● **Records shown**
****

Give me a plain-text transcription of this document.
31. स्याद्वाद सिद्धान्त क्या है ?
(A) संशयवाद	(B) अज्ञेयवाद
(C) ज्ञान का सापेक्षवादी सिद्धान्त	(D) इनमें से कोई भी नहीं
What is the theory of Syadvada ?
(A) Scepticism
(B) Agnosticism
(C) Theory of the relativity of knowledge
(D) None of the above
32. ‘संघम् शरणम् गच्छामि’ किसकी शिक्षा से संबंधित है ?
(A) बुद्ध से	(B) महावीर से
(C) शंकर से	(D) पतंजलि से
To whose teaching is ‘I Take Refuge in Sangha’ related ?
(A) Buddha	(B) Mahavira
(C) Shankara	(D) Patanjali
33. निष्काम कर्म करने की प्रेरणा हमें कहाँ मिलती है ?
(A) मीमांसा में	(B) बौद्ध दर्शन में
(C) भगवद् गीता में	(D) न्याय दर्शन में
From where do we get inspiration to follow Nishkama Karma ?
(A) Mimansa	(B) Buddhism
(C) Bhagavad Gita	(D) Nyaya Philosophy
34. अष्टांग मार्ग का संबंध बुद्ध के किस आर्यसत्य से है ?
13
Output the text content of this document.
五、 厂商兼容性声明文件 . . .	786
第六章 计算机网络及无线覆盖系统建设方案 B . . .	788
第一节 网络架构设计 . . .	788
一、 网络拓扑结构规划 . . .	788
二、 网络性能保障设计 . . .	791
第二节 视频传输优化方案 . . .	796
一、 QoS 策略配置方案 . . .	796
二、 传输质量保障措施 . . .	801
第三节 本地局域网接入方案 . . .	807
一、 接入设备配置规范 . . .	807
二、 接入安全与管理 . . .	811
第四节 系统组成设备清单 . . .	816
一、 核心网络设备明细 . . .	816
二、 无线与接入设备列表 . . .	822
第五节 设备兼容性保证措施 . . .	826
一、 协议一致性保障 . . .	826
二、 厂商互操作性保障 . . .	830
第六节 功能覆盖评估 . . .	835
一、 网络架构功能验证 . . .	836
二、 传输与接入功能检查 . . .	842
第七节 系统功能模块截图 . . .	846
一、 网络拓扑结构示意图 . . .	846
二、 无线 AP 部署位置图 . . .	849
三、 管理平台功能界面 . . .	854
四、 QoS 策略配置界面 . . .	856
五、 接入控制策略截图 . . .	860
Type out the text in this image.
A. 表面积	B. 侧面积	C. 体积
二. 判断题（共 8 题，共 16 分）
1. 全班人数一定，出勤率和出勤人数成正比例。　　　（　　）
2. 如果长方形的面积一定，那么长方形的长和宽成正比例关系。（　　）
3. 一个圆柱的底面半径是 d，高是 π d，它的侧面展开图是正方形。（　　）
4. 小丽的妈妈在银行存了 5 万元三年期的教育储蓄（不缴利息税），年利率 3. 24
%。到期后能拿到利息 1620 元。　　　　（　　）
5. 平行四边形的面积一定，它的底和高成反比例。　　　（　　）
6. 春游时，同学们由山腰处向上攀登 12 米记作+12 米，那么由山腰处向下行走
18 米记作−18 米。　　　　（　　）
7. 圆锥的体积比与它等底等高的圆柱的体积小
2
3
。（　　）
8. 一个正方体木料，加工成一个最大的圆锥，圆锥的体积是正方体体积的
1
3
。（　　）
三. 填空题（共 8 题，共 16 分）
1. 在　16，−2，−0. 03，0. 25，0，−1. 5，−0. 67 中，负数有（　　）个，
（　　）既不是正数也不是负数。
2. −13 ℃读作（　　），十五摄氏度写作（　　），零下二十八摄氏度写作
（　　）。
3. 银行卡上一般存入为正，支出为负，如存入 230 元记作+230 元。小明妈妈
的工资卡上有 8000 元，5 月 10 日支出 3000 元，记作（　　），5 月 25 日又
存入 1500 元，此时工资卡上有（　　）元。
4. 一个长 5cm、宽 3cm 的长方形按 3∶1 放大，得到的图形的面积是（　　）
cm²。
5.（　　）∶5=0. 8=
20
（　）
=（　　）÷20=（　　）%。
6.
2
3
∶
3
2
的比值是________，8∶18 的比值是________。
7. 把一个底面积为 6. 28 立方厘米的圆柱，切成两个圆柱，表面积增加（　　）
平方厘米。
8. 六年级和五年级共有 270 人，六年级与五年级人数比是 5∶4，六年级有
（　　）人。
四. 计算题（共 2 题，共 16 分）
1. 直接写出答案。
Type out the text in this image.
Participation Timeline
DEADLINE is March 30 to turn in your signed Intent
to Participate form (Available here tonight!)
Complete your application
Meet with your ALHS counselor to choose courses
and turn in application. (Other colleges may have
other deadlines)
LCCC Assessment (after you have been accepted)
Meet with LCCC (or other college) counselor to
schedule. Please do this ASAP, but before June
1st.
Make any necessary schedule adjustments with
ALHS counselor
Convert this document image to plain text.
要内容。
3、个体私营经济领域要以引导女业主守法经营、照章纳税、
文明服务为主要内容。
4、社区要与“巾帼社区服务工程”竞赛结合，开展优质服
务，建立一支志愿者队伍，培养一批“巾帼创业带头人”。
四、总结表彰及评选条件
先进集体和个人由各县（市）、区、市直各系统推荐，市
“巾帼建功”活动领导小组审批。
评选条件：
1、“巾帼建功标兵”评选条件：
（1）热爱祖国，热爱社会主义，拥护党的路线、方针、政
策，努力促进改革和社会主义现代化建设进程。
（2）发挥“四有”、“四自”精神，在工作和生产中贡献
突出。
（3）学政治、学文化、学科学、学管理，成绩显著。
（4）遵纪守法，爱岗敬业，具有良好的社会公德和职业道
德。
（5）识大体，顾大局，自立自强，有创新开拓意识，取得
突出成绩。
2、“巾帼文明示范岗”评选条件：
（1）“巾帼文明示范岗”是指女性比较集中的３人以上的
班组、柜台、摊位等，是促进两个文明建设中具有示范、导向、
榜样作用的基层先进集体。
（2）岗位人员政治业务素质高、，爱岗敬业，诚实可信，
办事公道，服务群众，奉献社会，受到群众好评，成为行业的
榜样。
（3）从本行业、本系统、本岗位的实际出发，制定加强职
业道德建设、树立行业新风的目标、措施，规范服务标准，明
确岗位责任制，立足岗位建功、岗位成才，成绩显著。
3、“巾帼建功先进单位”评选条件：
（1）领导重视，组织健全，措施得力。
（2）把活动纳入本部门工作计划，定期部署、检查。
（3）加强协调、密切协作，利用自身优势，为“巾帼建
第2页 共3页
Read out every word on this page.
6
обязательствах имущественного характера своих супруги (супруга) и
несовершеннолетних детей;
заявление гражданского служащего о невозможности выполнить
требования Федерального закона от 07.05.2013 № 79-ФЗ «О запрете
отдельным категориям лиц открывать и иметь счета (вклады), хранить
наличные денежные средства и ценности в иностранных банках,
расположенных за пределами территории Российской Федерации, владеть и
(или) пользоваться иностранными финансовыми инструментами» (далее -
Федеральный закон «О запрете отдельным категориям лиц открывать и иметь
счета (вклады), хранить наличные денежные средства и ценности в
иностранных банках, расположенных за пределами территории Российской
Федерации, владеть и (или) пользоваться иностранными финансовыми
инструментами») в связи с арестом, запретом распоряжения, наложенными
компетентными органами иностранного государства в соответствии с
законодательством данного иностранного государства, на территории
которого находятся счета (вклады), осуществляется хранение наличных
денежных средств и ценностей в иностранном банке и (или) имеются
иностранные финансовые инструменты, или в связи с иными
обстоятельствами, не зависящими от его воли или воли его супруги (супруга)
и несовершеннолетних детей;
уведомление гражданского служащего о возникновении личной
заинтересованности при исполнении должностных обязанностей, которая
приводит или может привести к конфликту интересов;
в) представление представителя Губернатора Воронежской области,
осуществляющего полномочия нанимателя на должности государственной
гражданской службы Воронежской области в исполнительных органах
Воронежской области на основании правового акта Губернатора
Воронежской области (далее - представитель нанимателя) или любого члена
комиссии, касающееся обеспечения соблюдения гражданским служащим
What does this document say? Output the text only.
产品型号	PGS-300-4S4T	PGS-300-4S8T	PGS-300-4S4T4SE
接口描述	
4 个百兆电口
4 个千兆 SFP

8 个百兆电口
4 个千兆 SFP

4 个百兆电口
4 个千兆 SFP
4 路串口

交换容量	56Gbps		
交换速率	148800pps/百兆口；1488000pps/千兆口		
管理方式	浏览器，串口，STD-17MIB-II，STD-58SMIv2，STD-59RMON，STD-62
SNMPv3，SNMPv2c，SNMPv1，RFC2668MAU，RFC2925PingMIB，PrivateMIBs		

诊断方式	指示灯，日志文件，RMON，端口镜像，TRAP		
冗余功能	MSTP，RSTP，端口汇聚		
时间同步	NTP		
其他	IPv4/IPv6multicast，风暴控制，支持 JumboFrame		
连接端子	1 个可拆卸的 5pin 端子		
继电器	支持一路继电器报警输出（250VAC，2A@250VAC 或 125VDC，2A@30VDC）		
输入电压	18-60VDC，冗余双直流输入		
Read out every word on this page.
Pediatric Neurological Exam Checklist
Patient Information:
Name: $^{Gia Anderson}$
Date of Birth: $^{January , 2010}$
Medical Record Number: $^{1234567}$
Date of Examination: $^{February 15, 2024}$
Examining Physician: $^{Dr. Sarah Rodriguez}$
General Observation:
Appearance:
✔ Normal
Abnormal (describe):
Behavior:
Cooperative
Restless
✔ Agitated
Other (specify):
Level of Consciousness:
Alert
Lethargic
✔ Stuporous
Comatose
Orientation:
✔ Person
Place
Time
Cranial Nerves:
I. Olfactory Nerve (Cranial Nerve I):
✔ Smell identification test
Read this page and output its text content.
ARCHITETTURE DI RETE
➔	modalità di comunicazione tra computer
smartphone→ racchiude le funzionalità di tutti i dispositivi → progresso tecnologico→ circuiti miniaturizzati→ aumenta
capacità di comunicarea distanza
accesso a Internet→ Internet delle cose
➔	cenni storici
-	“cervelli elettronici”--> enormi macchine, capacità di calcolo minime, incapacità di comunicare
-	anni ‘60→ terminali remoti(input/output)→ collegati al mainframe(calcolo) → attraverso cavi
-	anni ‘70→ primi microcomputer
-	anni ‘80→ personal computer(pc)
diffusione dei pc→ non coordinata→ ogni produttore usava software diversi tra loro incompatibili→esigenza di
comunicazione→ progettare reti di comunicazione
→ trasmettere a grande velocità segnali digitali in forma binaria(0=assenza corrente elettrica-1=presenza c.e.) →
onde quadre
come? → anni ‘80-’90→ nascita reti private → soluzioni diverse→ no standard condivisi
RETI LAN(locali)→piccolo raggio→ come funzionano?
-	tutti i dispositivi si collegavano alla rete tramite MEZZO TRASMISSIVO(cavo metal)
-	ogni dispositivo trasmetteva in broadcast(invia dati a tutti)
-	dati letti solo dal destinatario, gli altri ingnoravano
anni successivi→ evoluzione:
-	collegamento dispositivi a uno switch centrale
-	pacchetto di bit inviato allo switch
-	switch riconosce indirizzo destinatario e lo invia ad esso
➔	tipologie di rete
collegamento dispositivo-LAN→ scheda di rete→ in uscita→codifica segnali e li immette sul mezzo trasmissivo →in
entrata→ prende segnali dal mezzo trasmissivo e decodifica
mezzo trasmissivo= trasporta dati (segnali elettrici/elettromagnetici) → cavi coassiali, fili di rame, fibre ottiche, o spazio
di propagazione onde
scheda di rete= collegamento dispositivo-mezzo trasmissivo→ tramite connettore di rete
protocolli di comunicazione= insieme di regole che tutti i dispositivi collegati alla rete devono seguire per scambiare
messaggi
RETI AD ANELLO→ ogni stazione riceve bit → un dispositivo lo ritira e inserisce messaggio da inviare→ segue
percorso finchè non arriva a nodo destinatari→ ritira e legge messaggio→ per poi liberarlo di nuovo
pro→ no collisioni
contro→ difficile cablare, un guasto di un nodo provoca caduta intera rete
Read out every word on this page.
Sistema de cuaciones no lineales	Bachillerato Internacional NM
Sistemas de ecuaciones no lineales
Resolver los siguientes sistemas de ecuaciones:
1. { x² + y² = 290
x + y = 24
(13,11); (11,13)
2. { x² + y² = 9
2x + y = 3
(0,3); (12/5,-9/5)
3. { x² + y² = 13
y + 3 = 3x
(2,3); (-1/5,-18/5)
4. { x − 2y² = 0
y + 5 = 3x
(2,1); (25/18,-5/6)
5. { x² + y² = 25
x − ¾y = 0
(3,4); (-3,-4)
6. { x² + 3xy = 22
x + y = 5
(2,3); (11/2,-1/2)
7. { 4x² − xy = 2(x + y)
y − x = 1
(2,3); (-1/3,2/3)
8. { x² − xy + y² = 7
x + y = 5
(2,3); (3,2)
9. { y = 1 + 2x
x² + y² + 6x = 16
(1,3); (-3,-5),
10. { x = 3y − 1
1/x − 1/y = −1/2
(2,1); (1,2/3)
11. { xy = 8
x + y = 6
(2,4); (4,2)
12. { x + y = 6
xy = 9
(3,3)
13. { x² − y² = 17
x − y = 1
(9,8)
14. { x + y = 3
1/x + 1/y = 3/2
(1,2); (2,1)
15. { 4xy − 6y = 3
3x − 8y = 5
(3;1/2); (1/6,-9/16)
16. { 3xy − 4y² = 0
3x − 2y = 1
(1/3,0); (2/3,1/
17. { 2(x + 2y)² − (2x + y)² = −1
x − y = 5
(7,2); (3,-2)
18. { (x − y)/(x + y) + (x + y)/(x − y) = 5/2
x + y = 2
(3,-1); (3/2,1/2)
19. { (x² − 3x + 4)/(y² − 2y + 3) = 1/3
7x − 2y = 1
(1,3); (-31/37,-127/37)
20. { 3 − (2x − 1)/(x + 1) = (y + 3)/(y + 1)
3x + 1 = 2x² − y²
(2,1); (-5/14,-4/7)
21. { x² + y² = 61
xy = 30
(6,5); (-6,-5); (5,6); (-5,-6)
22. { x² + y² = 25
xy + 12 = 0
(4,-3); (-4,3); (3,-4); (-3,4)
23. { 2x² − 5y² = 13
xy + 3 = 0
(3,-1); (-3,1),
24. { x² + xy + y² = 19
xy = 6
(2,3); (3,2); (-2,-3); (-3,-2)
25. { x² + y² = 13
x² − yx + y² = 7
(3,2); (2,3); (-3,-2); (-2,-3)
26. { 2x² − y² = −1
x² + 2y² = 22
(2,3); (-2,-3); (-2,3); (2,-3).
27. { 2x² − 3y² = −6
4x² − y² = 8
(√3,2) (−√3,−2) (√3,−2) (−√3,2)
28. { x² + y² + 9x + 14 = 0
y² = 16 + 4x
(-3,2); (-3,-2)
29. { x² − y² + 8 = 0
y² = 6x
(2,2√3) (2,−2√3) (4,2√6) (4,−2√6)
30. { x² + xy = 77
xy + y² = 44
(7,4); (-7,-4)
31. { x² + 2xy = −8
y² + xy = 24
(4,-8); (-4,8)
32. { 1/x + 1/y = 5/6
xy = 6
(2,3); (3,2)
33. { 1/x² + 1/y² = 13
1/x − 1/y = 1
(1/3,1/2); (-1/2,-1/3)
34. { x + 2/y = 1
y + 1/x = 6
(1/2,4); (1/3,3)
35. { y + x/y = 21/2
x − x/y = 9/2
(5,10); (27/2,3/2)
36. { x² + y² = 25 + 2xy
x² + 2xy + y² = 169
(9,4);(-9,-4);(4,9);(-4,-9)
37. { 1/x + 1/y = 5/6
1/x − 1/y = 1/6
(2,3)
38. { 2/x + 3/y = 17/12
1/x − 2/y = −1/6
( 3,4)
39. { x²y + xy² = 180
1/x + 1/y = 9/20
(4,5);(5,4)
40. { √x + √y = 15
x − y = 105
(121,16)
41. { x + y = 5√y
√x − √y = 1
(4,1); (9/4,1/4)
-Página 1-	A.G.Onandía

****

● **Exercise**
Within the material above, find the lines that contain the word "schedule"; copy them.

● **The reply**
schedule. Please do this ASAP, but before June
Make any necessary schedule adjustments with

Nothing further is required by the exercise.